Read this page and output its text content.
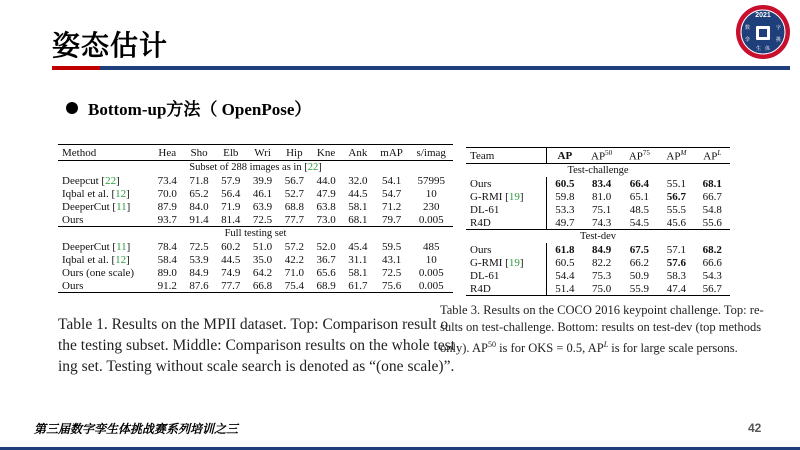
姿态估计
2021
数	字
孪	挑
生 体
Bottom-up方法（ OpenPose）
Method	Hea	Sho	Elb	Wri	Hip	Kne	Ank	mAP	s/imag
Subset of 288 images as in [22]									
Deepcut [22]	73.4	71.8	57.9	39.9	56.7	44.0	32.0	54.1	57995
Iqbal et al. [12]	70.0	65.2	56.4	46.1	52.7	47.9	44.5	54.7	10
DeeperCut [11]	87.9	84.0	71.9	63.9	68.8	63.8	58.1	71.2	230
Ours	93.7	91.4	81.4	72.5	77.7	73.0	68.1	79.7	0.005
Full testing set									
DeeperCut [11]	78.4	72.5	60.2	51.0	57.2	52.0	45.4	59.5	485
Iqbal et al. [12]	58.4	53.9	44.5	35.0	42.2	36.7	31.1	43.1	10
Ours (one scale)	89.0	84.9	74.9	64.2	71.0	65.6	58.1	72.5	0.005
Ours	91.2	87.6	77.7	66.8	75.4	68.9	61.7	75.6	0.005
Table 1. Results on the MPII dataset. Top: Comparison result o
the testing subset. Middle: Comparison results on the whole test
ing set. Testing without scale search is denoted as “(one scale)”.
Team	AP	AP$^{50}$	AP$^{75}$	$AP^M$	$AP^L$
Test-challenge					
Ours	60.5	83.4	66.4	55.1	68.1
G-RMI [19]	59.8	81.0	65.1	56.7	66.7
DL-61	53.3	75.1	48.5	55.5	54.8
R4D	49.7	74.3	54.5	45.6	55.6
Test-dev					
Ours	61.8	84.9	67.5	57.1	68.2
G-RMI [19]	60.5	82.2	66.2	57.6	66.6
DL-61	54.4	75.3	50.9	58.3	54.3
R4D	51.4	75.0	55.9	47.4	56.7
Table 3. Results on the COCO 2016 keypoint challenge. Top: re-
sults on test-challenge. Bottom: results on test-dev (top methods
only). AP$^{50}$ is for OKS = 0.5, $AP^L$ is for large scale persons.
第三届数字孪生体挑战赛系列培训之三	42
==============================
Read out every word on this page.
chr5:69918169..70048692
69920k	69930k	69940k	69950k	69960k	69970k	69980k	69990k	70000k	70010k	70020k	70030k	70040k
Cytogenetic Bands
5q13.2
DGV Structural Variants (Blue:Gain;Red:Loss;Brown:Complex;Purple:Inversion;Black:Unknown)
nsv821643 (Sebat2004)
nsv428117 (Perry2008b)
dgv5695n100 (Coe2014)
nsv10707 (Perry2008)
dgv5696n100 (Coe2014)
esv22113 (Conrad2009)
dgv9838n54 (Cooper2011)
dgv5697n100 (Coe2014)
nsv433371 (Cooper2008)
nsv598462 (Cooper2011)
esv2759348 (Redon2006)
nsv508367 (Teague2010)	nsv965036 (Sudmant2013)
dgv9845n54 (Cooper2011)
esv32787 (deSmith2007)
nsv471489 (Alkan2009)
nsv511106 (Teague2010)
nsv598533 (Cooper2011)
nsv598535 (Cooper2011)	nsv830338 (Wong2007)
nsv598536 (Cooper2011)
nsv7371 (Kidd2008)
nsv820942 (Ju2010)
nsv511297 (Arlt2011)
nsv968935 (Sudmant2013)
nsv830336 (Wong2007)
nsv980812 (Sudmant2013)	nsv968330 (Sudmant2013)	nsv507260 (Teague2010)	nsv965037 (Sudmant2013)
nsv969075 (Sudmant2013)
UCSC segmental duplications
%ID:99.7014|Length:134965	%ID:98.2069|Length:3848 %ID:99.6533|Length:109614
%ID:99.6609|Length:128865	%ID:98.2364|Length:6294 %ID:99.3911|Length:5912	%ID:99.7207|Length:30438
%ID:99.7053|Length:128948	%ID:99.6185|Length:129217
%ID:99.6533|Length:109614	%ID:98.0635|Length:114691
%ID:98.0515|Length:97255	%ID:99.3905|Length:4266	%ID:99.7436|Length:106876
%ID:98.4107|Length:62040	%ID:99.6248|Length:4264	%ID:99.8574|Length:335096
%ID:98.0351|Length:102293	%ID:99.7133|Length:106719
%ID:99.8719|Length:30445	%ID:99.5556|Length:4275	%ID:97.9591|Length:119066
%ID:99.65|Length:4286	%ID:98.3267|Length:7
==============================
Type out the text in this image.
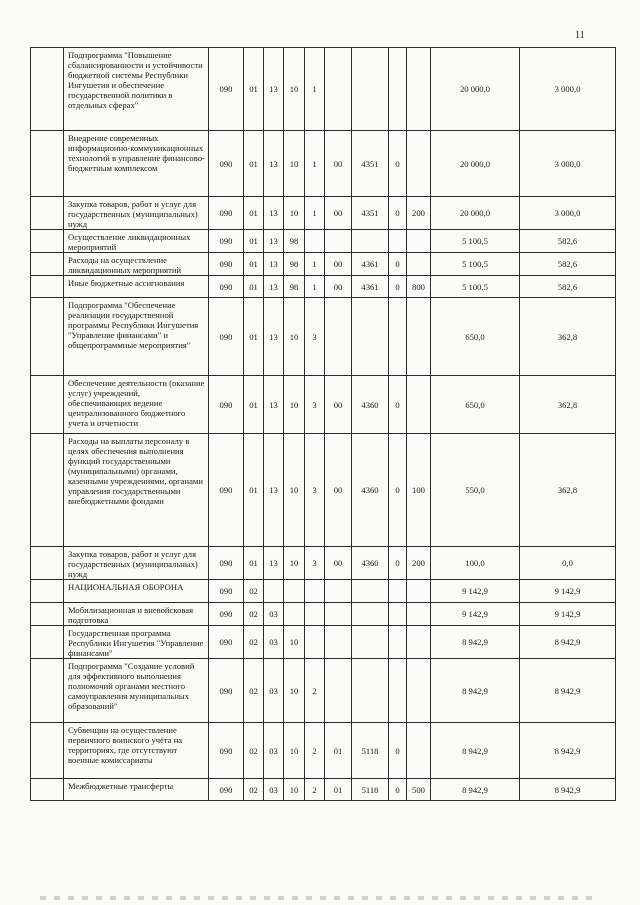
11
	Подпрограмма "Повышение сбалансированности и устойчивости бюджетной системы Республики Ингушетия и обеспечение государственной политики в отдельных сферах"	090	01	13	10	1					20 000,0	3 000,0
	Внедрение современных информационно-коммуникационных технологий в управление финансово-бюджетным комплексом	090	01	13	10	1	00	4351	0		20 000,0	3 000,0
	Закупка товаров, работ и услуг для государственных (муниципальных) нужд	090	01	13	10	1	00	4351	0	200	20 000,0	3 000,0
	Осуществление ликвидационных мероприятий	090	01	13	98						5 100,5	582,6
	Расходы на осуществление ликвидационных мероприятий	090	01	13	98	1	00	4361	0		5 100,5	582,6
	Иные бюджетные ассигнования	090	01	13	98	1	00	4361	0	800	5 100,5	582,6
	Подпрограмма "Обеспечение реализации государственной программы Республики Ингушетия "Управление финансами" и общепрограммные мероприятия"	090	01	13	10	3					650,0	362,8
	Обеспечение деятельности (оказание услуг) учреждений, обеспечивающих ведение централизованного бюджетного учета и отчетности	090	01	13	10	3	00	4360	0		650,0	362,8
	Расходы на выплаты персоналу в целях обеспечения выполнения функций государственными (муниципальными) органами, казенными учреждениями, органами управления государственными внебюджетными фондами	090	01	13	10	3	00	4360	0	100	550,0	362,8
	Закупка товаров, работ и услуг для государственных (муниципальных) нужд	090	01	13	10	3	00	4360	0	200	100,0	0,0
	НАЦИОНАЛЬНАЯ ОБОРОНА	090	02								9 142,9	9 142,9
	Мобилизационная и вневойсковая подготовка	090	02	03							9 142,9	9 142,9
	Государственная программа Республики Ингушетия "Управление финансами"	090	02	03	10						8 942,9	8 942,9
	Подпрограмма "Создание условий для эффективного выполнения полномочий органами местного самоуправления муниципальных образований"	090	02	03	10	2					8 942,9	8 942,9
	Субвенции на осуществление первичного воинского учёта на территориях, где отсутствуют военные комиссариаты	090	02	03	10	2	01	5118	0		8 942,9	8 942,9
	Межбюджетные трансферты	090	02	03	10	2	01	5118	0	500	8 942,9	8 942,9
==============================
Instructions for the task:
Copy all lines of the material above where the string "мероприятий" occurs.

Exercise result:
	Осуществление ликвидационных мероприятий	090	01	13	98						5 100,5	582,6
	Расходы на осуществление ликвидационных мероприятий	090	01	13	98	1	00	4361	0		5 100,5	582,6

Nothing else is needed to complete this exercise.